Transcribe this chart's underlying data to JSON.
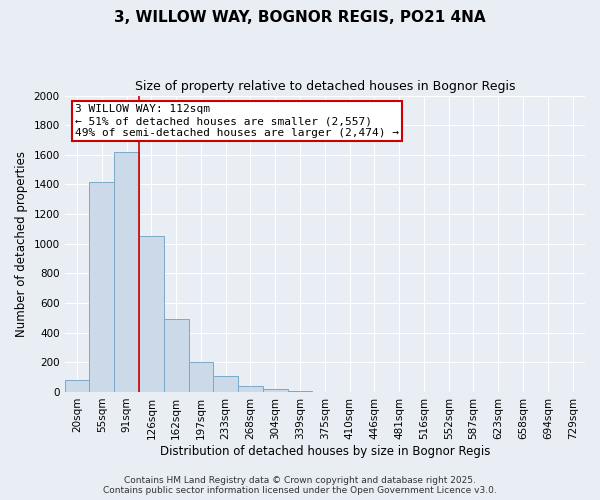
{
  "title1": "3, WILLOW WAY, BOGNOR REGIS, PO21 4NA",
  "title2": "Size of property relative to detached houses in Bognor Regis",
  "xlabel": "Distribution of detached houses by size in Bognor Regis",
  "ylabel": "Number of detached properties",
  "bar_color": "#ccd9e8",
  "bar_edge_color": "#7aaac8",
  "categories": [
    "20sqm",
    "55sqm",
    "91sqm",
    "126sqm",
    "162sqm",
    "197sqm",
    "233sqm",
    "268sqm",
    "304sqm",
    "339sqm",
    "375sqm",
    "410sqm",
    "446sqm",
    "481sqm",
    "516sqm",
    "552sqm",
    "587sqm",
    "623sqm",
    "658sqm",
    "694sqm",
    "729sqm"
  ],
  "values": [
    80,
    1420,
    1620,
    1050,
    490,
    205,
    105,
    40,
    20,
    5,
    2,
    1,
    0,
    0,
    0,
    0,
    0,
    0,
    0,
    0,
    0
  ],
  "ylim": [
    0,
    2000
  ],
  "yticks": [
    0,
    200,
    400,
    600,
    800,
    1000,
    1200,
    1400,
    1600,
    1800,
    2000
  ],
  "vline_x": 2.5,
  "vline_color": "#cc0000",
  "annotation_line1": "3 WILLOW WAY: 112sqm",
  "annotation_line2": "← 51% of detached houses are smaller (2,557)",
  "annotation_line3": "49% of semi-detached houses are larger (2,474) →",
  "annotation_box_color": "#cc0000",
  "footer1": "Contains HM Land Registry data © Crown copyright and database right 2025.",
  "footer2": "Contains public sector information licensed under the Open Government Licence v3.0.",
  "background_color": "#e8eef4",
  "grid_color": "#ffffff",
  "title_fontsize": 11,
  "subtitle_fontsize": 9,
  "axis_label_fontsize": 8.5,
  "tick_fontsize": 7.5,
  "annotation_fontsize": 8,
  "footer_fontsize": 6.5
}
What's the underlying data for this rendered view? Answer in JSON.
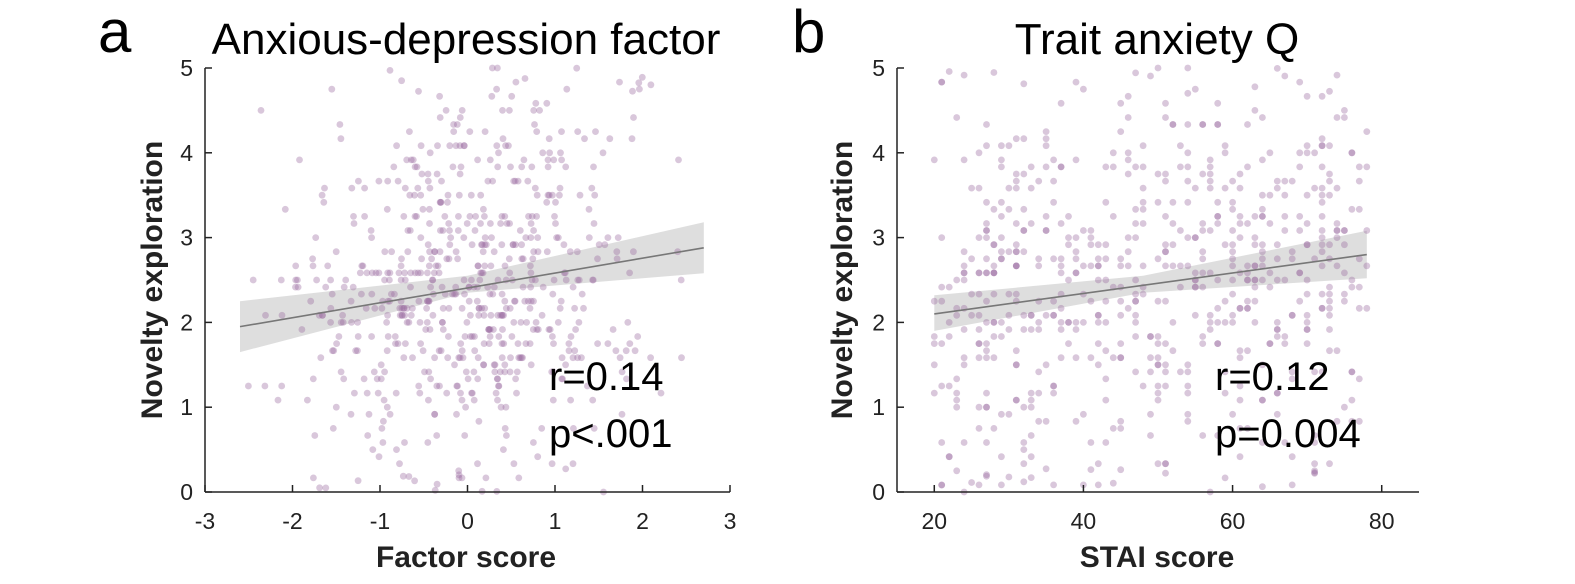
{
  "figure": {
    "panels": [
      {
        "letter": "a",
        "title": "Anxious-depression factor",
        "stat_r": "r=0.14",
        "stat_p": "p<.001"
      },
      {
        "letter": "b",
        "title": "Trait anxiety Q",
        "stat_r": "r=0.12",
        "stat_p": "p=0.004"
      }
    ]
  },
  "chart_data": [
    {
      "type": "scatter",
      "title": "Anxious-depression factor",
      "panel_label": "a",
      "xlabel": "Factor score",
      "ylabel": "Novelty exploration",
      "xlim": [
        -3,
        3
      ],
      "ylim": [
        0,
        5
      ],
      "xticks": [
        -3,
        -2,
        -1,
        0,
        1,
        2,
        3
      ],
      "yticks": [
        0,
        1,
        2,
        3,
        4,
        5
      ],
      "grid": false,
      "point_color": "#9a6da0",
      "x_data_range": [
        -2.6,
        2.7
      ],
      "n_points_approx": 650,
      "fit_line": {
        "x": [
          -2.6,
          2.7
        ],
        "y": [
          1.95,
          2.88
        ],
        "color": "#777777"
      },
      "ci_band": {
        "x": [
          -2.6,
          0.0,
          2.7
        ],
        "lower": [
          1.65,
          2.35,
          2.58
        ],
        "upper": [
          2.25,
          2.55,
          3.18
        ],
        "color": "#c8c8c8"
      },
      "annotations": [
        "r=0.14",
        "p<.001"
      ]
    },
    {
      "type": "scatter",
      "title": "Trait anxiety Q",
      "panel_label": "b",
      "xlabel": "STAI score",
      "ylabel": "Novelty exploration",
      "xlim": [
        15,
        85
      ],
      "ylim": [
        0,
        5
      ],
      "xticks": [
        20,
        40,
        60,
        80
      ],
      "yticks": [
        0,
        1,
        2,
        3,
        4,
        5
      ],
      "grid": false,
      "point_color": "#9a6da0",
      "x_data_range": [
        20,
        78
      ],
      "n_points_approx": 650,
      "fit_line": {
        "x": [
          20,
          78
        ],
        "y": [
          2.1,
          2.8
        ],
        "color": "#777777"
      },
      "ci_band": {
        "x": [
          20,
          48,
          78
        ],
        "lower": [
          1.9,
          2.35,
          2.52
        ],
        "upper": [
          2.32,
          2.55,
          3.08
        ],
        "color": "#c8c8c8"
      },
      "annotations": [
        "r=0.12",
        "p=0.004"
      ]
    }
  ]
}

------------------------------------------------------------

▶ **GOAL**
Pictures are to be left out; the records above must be repeated word for word.

▶ **RESPONSE**
Transcribe this chart's underlying data to JSON.
{
  "title1": "3, WILLOW WAY, BOGNOR REGIS, PO21 4NA",
  "title2": "Size of property relative to detached houses in Bognor Regis",
  "xlabel": "Distribution of detached houses by size in Bognor Regis",
  "ylabel": "Number of detached properties",
  "bar_color": "#ccd9e8",
  "bar_edge_color": "#7aaac8",
  "categories": [
    "20sqm",
    "55sqm",
    "91sqm",
    "126sqm",
    "162sqm",
    "197sqm",
    "233sqm",
    "268sqm",
    "304sqm",
    "339sqm",
    "375sqm",
    "410sqm",
    "446sqm",
    "481sqm",
    "516sqm",
    "552sqm",
    "587sqm",
    "623sqm",
    "658sqm",
    "694sqm",
    "729sqm"
  ],
  "values": [
    80,
    1420,
    1620,
    1050,
    490,
    205,
    105,
    40,
    20,
    5,
    2,
    1,
    0,
    0,
    0,
    0,
    0,
    0,
    0,
    0,
    0
  ],
  "ylim": [
    0,
    2000
  ],
  "yticks": [
    0,
    200,
    400,
    600,
    800,
    1000,
    1200,
    1400,
    1600,
    1800,
    2000
  ],
  "vline_x": 2.5,
  "vline_color": "#cc0000",
  "annotation_line1": "3 WILLOW WAY: 112sqm",
  "annotation_line2": "← 51% of detached houses are smaller (2,557)",
  "annotation_line3": "49% of semi-detached houses are larger (2,474) →",
  "annotation_box_color": "#cc0000",
  "footer1": "Contains HM Land Registry data © Crown copyright and database right 2025.",
  "footer2": "Contains public sector information licensed under the Open Government Licence v3.0.",
  "background_color": "#e8eef4",
  "grid_color": "#ffffff",
  "title_fontsize": 11,
  "subtitle_fontsize": 9,
  "axis_label_fontsize": 8.5,
  "tick_fontsize": 7.5,
  "annotation_fontsize": 8,
  "footer_fontsize": 6.5
}
What's the underlying data for this rendered view? Answer in JSON.
{
  "figure": {
    "panels": [
      {
        "letter": "a",
        "title": "Anxious-depression factor",
        "stat_r": "r=0.14",
        "stat_p": "p<.001"
      },
      {
        "letter": "b",
        "title": "Trait anxiety Q",
        "stat_r": "r=0.12",
        "stat_p": "p=0.004"
      }
    ]
  },
  "chart_data": [
    {
      "type": "scatter",
      "title": "Anxious-depression factor",
      "panel_label": "a",
      "xlabel": "Factor score",
      "ylabel": "Novelty exploration",
      "xlim": [
        -3,
        3
      ],
      "ylim": [
        0,
        5
      ],
      "xticks": [
        -3,
        -2,
        -1,
        0,
        1,
        2,
        3
      ],
      "yticks": [
        0,
        1,
        2,
        3,
        4,
        5
      ],
      "grid": false,
      "point_color": "#9a6da0",
      "x_data_range": [
        -2.6,
        2.7
      ],
      "n_points_approx": 650,
      "fit_line": {
        "x": [
          -2.6,
          2.7
        ],
        "y": [
          1.95,
          2.88
        ],
        "color": "#777777"
      },
      "ci_band": {
        "x": [
          -2.6,
          0.0,
          2.7
        ],
        "lower": [
          1.65,
          2.35,
          2.58
        ],
        "upper": [
          2.25,
          2.55,
          3.18
        ],
        "color": "#c8c8c8"
      },
      "annotations": [
        "r=0.14",
        "p<.001"
      ]
    },
    {
      "type": "scatter",
      "title": "Trait anxiety Q",
      "panel_label": "b",
      "xlabel": "STAI score",
      "ylabel": "Novelty exploration",
      "xlim": [
        15,
        85
      ],
      "ylim": [
        0,
        5
      ],
      "xticks": [
        20,
        40,
        60,
        80
      ],
      "yticks": [
        0,
        1,
        2,
        3,
        4,
        5
      ],
      "grid": false,
      "point_color": "#9a6da0",
      "x_data_range": [
        20,
        78
      ],
      "n_points_approx": 650,
      "fit_line": {
        "x": [
          20,
          78
        ],
        "y": [
          2.1,
          2.8
        ],
        "color": "#777777"
      },
      "ci_band": {
        "x": [
          20,
          48,
          78
        ],
        "lower": [
          1.9,
          2.35,
          2.52
        ],
        "upper": [
          2.32,
          2.55,
          3.08
        ],
        "color": "#c8c8c8"
      },
      "annotations": [
        "r=0.12",
        "p=0.004"
      ]
    }
  ]
}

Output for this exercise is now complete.